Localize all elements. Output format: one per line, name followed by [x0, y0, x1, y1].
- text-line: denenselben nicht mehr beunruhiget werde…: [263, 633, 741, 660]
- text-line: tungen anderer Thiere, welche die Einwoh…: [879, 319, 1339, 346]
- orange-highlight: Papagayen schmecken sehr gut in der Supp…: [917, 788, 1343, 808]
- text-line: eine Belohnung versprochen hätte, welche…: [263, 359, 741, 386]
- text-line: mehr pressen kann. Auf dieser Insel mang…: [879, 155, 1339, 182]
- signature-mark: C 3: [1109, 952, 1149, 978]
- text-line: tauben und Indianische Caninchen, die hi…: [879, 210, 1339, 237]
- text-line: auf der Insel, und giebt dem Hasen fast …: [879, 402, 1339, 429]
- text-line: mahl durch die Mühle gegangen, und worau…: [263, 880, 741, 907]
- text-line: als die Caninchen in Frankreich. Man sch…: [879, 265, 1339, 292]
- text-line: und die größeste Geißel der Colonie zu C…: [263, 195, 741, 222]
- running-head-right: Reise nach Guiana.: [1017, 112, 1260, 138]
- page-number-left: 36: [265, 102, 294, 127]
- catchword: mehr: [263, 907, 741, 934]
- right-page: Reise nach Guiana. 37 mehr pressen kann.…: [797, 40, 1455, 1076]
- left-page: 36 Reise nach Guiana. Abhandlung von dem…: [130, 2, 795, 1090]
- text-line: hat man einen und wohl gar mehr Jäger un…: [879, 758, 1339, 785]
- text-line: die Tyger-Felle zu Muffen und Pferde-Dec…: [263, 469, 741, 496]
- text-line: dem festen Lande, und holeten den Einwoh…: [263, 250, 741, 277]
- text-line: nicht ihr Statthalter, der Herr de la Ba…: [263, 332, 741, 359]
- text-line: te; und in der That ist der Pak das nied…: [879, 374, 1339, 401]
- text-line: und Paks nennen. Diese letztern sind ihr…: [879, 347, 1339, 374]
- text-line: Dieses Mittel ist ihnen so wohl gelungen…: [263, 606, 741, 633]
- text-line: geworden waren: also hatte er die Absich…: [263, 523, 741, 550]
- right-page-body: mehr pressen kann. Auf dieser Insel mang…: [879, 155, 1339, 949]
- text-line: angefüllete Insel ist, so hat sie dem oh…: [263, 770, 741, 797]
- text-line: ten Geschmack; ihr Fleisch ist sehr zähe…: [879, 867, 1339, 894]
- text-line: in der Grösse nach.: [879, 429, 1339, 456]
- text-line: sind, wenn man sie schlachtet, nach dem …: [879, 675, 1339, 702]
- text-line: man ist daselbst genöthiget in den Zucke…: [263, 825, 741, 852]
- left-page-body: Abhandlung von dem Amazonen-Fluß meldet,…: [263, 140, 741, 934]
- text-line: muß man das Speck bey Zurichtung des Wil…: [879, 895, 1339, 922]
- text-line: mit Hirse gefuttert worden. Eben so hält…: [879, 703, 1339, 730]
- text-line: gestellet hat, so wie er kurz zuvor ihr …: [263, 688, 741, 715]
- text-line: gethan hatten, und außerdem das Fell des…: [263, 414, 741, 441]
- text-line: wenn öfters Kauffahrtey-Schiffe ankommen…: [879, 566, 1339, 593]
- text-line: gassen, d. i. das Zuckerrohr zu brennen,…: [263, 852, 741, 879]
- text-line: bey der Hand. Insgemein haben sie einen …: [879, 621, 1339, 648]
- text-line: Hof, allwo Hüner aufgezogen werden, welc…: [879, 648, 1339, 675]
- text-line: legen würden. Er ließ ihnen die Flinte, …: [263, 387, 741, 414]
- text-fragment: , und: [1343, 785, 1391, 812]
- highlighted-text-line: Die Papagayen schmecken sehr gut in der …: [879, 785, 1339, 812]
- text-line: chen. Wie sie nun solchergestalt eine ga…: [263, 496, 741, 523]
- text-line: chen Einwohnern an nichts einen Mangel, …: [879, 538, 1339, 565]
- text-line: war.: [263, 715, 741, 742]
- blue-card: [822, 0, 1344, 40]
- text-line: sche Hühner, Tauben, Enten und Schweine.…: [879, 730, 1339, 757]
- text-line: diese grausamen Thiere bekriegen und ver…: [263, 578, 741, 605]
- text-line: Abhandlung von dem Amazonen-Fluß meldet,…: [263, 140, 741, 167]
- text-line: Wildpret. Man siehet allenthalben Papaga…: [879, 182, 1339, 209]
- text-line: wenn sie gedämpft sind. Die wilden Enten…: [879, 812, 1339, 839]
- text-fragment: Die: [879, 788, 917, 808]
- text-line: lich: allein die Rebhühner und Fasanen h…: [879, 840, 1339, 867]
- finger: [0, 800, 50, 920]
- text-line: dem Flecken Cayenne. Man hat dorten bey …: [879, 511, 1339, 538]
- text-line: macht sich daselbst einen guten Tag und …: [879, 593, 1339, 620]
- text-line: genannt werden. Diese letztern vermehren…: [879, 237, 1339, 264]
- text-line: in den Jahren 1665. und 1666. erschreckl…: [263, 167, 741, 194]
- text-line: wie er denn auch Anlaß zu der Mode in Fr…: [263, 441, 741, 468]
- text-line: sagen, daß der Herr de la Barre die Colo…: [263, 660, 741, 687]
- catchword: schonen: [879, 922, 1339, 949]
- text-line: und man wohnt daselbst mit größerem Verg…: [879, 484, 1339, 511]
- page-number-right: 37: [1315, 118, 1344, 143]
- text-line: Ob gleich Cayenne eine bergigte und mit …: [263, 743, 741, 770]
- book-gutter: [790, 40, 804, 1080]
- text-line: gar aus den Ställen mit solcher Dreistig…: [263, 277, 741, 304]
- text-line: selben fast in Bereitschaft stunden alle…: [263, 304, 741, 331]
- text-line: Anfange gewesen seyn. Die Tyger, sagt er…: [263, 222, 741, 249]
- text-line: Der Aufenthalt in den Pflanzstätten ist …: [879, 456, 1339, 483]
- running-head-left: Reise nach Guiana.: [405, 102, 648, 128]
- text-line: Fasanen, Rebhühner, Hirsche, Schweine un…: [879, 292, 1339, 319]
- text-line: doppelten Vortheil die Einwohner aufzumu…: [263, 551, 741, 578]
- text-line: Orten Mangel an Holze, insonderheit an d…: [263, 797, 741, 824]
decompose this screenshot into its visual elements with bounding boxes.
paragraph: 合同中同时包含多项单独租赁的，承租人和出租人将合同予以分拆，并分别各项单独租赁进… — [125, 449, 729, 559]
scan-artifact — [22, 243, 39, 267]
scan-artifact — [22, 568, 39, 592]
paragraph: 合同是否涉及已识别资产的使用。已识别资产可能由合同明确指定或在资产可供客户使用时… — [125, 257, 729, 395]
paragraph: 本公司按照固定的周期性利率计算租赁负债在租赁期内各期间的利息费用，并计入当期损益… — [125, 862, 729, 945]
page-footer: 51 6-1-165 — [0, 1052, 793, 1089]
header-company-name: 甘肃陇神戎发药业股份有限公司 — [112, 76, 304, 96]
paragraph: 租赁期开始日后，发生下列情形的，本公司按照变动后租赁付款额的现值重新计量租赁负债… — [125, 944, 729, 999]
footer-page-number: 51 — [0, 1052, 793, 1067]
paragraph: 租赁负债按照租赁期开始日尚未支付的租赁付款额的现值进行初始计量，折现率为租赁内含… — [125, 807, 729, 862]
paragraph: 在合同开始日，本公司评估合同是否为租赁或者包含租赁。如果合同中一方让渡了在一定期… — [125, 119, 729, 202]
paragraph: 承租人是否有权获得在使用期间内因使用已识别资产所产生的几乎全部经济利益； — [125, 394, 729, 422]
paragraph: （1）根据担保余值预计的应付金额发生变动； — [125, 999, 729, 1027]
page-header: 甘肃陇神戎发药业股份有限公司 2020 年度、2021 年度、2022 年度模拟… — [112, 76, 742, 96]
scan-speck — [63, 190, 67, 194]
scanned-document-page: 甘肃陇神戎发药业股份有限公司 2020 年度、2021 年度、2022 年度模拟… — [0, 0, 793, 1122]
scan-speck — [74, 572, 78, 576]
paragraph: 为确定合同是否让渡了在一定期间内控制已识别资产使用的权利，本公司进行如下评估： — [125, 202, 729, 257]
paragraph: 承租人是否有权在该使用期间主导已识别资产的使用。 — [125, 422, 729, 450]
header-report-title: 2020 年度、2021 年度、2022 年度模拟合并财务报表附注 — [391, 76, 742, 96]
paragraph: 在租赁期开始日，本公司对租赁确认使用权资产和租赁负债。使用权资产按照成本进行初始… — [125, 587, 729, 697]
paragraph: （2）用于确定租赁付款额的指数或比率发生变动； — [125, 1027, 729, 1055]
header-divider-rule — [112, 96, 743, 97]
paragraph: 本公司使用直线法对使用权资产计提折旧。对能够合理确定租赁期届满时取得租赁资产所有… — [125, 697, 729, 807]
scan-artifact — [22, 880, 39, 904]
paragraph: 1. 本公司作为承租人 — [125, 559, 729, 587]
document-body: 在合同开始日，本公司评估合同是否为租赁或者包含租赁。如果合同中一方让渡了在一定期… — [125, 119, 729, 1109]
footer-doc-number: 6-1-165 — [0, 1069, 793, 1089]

What is being asked: Reproduce word for word the part of the records that opens with their very first line and closes with the line containing "- text-line: eine", both ends included.

Problem solution:
Localize all elements. Output format: one per line, name followed by [x0, y0, x1, y1].
- text-line: denenselben nicht mehr beunruhiget werde…: [263, 633, 741, 660]
- text-line: tungen anderer Thiere, welche die Einwoh…: [879, 319, 1339, 346]
- orange-highlight: Papagayen schmecken sehr gut in der Supp…: [917, 788, 1343, 808]
- text-line: eine Belohnung versprochen hätte, welche…: [263, 359, 741, 386]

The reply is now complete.